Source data
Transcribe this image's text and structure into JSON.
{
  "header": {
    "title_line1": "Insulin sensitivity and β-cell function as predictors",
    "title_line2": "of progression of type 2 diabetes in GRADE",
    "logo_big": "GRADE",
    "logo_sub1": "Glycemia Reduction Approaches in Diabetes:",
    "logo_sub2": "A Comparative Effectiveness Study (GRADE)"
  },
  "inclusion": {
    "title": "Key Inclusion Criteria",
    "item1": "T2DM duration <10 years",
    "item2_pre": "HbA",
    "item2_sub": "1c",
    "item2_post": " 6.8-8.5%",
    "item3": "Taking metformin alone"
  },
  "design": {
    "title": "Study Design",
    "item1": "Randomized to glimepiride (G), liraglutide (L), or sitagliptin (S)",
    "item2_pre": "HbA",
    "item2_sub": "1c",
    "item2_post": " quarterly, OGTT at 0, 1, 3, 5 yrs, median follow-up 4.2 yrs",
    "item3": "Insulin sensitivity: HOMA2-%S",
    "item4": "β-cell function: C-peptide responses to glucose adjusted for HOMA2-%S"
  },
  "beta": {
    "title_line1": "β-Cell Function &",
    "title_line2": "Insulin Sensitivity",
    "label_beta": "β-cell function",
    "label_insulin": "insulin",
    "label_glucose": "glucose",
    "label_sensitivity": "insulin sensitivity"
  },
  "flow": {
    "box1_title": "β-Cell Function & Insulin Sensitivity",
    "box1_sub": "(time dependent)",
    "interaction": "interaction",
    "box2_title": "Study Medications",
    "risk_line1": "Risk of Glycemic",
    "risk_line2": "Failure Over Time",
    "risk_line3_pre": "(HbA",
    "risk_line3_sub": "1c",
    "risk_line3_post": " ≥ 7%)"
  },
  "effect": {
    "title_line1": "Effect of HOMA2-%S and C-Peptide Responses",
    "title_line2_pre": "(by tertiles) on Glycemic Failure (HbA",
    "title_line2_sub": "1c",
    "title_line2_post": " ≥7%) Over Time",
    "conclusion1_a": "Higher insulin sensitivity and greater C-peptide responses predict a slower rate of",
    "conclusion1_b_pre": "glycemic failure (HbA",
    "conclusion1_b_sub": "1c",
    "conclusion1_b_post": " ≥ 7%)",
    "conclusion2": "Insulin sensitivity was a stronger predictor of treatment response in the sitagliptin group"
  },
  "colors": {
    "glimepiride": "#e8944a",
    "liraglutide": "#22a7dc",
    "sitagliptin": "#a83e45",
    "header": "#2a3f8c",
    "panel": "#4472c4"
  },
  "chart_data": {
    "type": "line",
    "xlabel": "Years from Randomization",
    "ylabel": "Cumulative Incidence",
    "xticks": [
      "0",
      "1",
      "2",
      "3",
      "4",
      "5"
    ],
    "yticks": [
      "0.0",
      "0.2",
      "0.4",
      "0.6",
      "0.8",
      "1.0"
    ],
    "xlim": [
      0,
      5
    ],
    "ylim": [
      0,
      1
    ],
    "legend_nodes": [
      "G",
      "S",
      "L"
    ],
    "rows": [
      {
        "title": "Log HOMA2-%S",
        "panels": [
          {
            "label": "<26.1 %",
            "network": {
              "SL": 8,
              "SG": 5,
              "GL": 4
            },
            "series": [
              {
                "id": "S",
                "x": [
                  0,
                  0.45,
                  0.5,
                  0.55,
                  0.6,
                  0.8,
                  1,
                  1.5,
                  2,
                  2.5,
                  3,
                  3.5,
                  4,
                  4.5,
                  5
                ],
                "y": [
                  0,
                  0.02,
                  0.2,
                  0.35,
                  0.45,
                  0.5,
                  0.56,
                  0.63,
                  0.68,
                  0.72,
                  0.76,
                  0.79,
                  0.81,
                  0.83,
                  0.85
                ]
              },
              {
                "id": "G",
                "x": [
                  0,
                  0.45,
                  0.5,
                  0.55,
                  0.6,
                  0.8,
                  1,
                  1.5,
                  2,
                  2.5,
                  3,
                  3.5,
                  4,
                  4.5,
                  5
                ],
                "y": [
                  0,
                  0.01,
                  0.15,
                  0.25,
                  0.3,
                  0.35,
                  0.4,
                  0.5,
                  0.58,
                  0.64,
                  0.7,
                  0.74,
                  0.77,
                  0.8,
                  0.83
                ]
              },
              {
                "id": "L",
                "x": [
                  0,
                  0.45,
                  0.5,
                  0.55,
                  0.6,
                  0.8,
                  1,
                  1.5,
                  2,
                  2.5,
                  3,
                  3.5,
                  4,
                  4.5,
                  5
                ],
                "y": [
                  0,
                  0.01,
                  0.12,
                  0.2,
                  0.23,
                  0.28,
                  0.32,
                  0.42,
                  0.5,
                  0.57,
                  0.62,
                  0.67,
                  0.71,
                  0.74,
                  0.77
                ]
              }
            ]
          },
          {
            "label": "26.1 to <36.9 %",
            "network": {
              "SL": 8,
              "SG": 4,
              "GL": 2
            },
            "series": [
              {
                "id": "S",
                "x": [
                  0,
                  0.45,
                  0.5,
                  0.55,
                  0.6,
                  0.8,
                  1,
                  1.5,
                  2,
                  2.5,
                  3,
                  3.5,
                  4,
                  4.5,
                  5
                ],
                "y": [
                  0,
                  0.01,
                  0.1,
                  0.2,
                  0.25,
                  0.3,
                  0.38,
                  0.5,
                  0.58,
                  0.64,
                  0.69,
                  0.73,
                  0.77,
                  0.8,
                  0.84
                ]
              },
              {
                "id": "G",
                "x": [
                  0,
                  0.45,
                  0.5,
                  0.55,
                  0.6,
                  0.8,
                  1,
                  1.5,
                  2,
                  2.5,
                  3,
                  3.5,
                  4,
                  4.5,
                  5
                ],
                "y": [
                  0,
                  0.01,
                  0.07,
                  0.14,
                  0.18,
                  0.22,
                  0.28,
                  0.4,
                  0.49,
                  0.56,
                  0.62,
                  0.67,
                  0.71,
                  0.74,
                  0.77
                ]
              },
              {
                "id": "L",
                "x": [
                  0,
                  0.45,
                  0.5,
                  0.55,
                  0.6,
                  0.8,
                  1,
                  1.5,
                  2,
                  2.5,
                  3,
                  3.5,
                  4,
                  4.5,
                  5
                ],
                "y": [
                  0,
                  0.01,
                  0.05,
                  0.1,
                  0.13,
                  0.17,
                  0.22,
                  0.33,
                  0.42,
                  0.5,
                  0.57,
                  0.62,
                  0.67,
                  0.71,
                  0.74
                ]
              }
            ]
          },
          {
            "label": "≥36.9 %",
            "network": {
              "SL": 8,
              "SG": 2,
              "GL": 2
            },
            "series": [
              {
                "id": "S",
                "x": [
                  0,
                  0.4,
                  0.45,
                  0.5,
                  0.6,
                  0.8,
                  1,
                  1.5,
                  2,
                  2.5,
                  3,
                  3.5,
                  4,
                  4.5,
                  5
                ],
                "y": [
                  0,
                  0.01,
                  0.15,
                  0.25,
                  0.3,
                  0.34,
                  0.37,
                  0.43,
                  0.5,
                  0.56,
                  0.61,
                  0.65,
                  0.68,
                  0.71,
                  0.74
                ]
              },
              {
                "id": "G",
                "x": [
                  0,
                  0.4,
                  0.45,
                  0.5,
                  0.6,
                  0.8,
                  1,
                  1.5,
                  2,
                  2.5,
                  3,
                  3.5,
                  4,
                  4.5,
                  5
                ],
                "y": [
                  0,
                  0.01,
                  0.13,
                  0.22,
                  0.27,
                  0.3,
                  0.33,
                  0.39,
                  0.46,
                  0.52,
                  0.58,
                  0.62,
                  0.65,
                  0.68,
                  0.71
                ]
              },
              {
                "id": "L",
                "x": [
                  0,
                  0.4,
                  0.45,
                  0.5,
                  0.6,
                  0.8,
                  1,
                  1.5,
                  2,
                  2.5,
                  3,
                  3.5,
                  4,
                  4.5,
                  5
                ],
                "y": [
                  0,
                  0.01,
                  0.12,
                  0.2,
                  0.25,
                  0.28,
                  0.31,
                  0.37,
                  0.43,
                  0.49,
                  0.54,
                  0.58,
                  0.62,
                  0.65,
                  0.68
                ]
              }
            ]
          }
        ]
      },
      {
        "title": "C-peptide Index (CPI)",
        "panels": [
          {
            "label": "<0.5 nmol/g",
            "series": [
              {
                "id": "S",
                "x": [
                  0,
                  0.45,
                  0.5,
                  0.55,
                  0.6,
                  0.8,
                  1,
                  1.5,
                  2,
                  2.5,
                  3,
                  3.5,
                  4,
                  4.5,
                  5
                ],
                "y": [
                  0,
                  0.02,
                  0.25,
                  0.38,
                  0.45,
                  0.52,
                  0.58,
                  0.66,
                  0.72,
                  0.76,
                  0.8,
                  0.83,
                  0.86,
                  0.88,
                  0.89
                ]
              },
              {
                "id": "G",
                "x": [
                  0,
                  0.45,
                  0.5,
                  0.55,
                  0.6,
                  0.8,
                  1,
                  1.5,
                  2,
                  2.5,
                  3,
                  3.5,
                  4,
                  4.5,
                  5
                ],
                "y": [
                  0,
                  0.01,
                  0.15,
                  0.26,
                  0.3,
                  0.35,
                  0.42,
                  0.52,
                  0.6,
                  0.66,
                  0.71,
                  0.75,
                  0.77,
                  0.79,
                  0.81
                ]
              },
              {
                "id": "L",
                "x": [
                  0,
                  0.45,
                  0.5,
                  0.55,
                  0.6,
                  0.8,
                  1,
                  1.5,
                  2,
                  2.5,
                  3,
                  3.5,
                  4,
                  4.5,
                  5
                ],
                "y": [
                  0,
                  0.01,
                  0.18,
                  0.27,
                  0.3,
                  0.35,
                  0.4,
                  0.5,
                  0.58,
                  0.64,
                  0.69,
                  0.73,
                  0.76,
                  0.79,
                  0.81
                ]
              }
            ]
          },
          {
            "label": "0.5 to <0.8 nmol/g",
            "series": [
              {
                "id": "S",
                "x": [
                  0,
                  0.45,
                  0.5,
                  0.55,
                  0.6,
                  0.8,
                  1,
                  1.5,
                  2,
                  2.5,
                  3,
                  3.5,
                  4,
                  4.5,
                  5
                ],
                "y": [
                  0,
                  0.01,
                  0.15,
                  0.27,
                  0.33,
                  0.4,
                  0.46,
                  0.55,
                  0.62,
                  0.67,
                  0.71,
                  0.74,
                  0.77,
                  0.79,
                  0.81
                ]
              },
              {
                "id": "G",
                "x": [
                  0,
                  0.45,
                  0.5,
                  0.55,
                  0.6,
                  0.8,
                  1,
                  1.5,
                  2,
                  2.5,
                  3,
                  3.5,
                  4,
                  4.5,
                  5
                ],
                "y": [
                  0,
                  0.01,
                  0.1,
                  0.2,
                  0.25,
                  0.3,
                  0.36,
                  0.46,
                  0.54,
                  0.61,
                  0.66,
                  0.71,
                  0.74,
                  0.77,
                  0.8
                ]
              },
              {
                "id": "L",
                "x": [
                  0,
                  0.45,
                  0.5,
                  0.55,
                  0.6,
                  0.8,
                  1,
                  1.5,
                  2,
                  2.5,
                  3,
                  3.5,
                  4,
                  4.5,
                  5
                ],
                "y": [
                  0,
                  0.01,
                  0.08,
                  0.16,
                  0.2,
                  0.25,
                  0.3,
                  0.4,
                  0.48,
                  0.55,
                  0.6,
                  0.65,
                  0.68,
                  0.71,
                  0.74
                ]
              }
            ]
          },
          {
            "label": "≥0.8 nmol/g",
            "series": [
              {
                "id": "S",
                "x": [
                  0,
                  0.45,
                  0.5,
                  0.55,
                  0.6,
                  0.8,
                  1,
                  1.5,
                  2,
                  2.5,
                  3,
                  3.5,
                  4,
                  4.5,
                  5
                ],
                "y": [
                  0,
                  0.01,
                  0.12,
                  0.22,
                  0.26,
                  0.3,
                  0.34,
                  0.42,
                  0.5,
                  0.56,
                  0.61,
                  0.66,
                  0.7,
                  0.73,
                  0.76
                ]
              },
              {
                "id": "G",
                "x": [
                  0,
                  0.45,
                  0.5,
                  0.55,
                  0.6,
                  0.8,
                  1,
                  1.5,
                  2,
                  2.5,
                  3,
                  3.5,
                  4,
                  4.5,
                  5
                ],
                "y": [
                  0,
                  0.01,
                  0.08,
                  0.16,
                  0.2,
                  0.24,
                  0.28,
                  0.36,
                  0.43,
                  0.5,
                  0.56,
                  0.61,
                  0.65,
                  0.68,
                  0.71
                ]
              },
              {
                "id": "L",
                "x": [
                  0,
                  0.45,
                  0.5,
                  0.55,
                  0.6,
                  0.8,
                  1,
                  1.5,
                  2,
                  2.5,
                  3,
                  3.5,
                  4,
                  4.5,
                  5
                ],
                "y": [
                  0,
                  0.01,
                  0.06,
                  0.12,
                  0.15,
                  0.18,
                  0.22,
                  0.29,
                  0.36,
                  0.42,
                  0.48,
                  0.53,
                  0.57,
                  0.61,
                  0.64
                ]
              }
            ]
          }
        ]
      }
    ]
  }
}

**Task goal:** Work out how many lines of the preceding data contain the word "Study". Reply with that number only.

**Exercise result:** 3